Instructions to follow
Answer these questions from the text on continuous fermentation:
1. How many participants were asked to generate the word cloud?
2. Which processes did the speakers say often still have higher space-time yield, process stability, and reproducibility?
3. What can GMOs develop during long fermentation periods?

------ Text for analysis ------

Continuous Fermentation: Unlocking the Future of Biomanufacturing
Our recent webinar on continuous fermentation highlighted the potential and challenges of this innovative approach for industrial biotechnology and biomanufacturing. We first asked the over 200 participants to generate a word cloud of their opinions on continuous fermentation. Most expected that it could increase productivity (space/time yield, increased automation, more efficient processes), but many expressed concerns about the risk of contamination and increased process complexity. Experts from academia and industry then shared their insights on optimising space-time yield, managing costs, and overcoming technical hurdles.
Continuous fermentation offers the potential for improved space-time yield compared to traditional batch processes. However, our speakers noted that in practice, batch and fed-batch processes often still have higher space-time yield, process stability, and reproducibility. One challenge in continuous fermentation is the potential for GMOs to develop subpopulations during long fermentation periods, often leading to accumulation of non-productive mutants over time. This can be exacerbated by strong selective pressure, for example by the accumulation of residues in the fermentation broth.

------ Supplied records ------

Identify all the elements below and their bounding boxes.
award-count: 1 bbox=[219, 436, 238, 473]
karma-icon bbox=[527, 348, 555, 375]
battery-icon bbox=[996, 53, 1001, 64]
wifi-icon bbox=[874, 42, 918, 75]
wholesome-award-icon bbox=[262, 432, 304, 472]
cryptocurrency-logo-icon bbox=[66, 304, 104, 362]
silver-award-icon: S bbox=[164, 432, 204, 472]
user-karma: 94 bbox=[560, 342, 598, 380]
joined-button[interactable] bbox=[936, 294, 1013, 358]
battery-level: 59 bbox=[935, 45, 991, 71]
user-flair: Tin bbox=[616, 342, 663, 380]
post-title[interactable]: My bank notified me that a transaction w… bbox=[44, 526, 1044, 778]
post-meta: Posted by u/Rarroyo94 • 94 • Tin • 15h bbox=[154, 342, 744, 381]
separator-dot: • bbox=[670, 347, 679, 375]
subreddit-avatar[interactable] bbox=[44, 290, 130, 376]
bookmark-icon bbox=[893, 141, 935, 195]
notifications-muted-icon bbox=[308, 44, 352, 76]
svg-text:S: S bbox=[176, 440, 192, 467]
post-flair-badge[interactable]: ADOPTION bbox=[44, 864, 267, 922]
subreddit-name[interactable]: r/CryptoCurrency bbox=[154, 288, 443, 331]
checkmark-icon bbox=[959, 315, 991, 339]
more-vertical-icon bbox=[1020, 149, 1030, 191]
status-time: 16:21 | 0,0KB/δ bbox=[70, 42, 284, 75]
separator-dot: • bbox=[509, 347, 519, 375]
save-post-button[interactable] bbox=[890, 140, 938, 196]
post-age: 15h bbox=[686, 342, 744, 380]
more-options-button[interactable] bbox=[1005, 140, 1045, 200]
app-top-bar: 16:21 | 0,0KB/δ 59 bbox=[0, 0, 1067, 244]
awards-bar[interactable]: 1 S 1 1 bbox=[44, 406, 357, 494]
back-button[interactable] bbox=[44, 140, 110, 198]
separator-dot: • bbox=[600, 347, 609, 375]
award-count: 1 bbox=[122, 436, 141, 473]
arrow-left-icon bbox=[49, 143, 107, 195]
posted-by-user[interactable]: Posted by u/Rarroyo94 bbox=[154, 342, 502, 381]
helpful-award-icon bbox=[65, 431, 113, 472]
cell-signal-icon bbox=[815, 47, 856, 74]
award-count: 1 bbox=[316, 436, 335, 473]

------

Result for this exercise
1. Over 200.
2. Batch and fed-batch processes.
3. Subpopulations, which often lead to an accumulation of non-productive mutants over time.